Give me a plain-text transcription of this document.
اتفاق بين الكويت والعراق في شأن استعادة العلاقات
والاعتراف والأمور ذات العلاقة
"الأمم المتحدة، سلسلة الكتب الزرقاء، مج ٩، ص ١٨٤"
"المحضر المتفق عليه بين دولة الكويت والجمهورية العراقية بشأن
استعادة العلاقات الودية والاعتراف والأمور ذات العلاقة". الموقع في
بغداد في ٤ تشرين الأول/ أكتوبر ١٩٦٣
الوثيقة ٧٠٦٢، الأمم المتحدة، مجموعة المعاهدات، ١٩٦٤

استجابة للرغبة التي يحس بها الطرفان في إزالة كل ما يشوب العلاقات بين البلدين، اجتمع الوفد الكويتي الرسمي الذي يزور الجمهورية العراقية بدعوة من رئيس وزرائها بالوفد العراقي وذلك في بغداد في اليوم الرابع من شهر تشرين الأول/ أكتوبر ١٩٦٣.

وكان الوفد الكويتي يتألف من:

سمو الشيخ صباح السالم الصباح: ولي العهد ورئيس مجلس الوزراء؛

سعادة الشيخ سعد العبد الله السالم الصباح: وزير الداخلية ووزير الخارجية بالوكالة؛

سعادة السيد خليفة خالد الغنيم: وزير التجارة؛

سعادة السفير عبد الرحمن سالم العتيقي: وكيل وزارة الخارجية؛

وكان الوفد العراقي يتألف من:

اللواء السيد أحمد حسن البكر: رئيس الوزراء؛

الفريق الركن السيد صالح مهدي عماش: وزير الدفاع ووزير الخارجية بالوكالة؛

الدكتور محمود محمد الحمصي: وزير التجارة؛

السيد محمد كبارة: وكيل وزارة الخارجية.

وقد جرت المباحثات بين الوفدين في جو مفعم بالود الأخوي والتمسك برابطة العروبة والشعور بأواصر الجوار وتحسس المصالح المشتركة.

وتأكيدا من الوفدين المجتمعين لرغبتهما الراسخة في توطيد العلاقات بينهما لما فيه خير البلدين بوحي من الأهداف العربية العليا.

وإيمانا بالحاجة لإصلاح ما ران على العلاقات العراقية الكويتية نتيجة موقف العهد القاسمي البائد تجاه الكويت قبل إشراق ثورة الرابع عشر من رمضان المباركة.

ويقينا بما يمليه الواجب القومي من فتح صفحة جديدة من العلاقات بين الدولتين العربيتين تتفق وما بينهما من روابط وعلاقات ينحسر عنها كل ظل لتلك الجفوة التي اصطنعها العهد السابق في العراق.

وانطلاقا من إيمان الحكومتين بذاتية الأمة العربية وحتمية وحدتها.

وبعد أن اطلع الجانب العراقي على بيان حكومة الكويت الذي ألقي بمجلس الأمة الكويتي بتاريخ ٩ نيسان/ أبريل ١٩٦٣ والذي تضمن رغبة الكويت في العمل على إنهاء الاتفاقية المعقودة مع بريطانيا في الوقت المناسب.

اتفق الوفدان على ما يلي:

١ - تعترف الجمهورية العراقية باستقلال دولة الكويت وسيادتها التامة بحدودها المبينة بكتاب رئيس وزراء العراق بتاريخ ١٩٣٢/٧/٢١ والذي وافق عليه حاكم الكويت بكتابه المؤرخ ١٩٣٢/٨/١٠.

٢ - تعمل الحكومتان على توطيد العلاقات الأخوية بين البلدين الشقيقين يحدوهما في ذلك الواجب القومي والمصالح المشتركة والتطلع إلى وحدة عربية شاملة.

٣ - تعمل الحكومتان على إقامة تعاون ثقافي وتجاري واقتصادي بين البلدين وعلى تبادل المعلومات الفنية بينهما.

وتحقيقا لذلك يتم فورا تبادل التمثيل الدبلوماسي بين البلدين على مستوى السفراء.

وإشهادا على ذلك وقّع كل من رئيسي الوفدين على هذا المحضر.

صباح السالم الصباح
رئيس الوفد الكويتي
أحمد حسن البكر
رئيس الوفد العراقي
------------------------------------------------------------------------
- Aim of the exercise: Word for word, write out the data.

- Output of the task:
Give me a plain-text transcription of this document.
اتفاق بين الكويت والعراق في شأن استعادة العلاقات
والاعتراف والأمور ذات العلاقة
"الأمم المتحدة، سلسلة الكتب الزرقاء، مج ٩، ص ١٨٤"
"المحضر المتفق عليه بين دولة الكويت والجمهورية العراقية بشأن
استعادة العلاقات الودية والاعتراف والأمور ذات العلاقة". الموقع في
بغداد في ٤ تشرين الأول/ أكتوبر ١٩٦٣
الوثيقة ٧٠٦٢، الأمم المتحدة، مجموعة المعاهدات، ١٩٦٤

استجابة للرغبة التي يحس بها الطرفان في إزالة كل ما يشوب العلاقات بين البلدين، اجتمع الوفد الكويتي الرسمي الذي يزور الجمهورية العراقية بدعوة من رئيس وزرائها بالوفد العراقي وذلك في بغداد في اليوم الرابع من شهر تشرين الأول/ أكتوبر ١٩٦٣.

وكان الوفد الكويتي يتألف من:

سمو الشيخ صباح السالم الصباح: ولي العهد ورئيس مجلس الوزراء؛

سعادة الشيخ سعد العبد الله السالم الصباح: وزير الداخلية ووزير الخارجية بالوكالة؛

سعادة السيد خليفة خالد الغنيم: وزير التجارة؛

سعادة السفير عبد الرحمن سالم العتيقي: وكيل وزارة الخارجية؛

وكان الوفد العراقي يتألف من:

اللواء السيد أحمد حسن البكر: رئيس الوزراء؛

الفريق الركن السيد صالح مهدي عماش: وزير الدفاع ووزير الخارجية بالوكالة؛

الدكتور محمود محمد الحمصي: وزير التجارة؛

السيد محمد كبارة: وكيل وزارة الخارجية.

وقد جرت المباحثات بين الوفدين في جو مفعم بالود الأخوي والتمسك برابطة العروبة والشعور بأواصر الجوار وتحسس المصالح المشتركة.

وتأكيدا من الوفدين المجتمعين لرغبتهما الراسخة في توطيد العلاقات بينهما لما فيه خير البلدين بوحي من الأهداف العربية العليا.

وإيمانا بالحاجة لإصلاح ما ران على العلاقات العراقية الكويتية نتيجة موقف العهد القاسمي البائد تجاه الكويت قبل إشراق ثورة الرابع عشر من رمضان المباركة.

ويقينا بما يمليه الواجب القومي من فتح صفحة جديدة من العلاقات بين الدولتين العربيتين تتفق وما بينهما من روابط وعلاقات ينحسر عنها كل ظل لتلك الجفوة التي اصطنعها العهد السابق في العراق.

وانطلاقا من إيمان الحكومتين بذاتية الأمة العربية وحتمية وحدتها.

وبعد أن اطلع الجانب العراقي على بيان حكومة الكويت الذي ألقي بمجلس الأمة الكويتي بتاريخ ٩ نيسان/ أبريل ١٩٦٣ والذي تضمن رغبة الكويت في العمل على إنهاء الاتفاقية المعقودة مع بريطانيا في الوقت المناسب.

اتفق الوفدان على ما يلي:

١ - تعترف الجمهورية العراقية باستقلال دولة الكويت وسيادتها التامة بحدودها المبينة بكتاب رئيس وزراء العراق بتاريخ ١٩٣٢/٧/٢١ والذي وافق عليه حاكم الكويت بكتابه المؤرخ ١٩٣٢/٨/١٠.

٢ - تعمل الحكومتان على توطيد العلاقات الأخوية بين البلدين الشقيقين يحدوهما في ذلك الواجب القومي والمصالح المشتركة والتطلع إلى وحدة عربية شاملة.

٣ - تعمل الحكومتان على إقامة تعاون ثقافي وتجاري واقتصادي بين البلدين وعلى تبادل المعلومات الفنية بينهما.

وتحقيقا لذلك يتم فورا تبادل التمثيل الدبلوماسي بين البلدين على مستوى السفراء.

وإشهادا على ذلك وقّع كل من رئيسي الوفدين على هذا المحضر.

صباح السالم الصباح
رئيس الوفد الكويتي
أحمد حسن البكر
رئيس الوفد العراقي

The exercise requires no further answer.